### [To be done]
Sort through the data and copy the lines holding the word "text".

### [Source data]
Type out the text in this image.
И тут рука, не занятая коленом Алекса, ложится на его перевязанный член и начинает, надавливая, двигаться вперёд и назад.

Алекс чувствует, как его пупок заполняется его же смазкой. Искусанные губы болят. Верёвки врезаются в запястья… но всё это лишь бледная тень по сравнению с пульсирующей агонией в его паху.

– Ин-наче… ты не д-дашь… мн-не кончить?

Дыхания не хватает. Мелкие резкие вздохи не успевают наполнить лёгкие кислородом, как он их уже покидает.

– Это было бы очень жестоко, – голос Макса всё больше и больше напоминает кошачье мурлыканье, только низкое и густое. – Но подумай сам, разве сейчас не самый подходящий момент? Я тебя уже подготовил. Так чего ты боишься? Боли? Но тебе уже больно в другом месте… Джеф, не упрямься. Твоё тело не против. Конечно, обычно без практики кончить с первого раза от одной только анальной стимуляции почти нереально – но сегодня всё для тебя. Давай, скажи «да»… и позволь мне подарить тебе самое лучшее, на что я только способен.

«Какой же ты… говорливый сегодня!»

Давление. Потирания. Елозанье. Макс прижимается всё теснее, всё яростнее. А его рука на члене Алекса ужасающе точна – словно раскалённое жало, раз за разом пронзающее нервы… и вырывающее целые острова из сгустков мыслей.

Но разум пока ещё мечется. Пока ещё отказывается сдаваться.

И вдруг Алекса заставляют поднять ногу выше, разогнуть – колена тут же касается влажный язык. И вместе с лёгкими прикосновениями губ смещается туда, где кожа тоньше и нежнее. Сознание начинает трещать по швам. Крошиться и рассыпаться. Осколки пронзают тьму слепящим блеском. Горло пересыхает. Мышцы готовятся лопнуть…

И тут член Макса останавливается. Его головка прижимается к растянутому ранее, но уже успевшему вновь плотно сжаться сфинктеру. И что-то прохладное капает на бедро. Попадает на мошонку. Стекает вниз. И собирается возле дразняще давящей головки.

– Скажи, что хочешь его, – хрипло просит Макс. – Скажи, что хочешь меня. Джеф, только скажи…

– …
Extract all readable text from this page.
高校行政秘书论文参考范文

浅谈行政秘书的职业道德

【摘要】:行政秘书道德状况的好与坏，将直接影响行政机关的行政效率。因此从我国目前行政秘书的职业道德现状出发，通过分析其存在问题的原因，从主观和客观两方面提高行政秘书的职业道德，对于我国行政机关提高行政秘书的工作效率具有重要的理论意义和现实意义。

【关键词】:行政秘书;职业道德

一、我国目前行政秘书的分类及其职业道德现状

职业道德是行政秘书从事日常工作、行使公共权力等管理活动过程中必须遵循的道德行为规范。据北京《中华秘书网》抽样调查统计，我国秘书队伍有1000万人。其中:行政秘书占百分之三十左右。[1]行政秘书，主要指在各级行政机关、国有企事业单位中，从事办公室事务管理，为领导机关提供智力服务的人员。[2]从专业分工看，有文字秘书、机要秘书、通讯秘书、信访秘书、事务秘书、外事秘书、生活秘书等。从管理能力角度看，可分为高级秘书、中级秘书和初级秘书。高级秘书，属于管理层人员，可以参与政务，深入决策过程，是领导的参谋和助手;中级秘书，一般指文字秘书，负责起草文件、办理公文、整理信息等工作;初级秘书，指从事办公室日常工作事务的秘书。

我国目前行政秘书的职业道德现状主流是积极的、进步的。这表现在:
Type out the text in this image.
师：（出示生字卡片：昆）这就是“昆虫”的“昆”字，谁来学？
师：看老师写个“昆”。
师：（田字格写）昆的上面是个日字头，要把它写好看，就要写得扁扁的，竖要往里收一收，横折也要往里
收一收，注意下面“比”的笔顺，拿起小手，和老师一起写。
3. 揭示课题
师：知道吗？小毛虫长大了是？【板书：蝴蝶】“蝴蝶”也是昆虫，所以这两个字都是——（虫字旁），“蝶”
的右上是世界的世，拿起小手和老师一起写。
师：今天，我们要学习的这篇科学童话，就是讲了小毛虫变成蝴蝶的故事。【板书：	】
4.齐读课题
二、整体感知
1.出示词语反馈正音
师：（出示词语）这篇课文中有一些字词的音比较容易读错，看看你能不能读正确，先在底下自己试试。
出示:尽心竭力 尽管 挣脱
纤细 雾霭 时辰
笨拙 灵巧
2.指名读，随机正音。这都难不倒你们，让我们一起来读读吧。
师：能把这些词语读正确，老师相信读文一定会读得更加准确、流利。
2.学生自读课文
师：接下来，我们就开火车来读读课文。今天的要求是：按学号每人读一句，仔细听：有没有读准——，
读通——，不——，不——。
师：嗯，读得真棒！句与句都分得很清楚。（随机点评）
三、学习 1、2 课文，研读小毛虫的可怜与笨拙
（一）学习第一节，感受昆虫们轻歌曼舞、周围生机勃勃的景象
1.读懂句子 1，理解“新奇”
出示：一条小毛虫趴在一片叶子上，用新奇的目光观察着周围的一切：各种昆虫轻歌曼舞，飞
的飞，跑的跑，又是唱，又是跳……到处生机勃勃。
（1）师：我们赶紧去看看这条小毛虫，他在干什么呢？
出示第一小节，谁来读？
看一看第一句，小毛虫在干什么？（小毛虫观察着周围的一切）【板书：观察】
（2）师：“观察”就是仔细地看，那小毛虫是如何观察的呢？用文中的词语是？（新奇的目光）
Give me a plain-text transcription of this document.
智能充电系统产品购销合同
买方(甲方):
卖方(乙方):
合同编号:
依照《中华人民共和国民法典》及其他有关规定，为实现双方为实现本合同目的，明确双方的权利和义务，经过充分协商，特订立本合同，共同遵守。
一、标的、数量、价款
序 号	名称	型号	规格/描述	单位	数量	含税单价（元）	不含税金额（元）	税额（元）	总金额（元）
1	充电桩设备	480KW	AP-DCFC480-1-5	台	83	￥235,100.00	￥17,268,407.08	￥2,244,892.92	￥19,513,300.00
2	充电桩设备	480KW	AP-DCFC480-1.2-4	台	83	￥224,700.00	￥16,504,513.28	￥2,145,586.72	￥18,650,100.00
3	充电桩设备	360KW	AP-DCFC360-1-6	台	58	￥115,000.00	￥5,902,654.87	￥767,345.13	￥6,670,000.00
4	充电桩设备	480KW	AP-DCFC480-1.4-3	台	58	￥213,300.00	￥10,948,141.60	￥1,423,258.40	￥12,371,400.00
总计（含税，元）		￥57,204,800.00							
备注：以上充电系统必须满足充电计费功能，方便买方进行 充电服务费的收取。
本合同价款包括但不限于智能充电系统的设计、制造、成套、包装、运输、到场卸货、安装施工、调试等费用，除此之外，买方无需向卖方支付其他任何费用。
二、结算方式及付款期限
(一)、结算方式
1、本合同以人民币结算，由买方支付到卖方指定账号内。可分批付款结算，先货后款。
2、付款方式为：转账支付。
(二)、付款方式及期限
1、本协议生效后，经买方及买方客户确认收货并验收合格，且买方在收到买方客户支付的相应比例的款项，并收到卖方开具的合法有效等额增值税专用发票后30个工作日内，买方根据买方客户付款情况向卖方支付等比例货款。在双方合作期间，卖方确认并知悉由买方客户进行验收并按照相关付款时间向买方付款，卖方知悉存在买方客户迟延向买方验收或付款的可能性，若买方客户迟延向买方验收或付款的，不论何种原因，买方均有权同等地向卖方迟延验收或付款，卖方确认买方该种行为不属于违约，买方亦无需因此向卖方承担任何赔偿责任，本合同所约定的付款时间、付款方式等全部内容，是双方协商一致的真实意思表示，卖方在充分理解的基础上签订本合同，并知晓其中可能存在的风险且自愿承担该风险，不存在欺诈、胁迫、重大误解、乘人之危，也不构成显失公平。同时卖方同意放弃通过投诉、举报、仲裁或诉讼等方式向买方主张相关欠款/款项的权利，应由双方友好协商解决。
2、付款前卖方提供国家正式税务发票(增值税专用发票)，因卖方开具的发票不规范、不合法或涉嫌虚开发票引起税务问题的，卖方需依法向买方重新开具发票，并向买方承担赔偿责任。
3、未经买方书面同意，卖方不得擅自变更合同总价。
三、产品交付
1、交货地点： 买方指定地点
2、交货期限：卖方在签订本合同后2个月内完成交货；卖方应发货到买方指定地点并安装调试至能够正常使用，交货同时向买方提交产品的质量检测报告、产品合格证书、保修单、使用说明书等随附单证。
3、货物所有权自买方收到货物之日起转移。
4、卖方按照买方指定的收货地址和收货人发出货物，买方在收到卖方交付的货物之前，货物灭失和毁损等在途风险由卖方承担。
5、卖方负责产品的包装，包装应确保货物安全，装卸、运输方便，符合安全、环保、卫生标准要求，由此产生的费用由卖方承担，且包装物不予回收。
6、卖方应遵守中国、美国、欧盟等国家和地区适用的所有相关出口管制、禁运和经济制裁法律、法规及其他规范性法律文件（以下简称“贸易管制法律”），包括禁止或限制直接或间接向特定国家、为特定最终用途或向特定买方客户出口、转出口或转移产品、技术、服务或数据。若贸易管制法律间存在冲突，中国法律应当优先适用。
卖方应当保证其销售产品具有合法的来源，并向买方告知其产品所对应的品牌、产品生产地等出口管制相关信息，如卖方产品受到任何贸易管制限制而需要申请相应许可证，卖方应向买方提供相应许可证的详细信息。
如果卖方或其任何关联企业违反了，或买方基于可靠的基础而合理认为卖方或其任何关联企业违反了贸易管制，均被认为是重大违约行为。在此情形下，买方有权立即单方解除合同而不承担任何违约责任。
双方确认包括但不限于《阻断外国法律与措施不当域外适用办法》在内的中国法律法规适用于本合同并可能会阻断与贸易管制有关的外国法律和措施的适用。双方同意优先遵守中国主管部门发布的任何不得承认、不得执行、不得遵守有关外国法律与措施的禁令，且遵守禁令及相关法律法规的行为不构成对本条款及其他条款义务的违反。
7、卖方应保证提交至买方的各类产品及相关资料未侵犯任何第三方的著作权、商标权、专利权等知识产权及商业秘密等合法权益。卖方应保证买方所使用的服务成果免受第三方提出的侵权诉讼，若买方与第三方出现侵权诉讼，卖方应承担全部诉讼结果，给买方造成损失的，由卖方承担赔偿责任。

### [Exercise response]
Type out the text in this image.
Extract all readable text from this page.
Type out the text in this image.
Give me a plain-text transcription of this document.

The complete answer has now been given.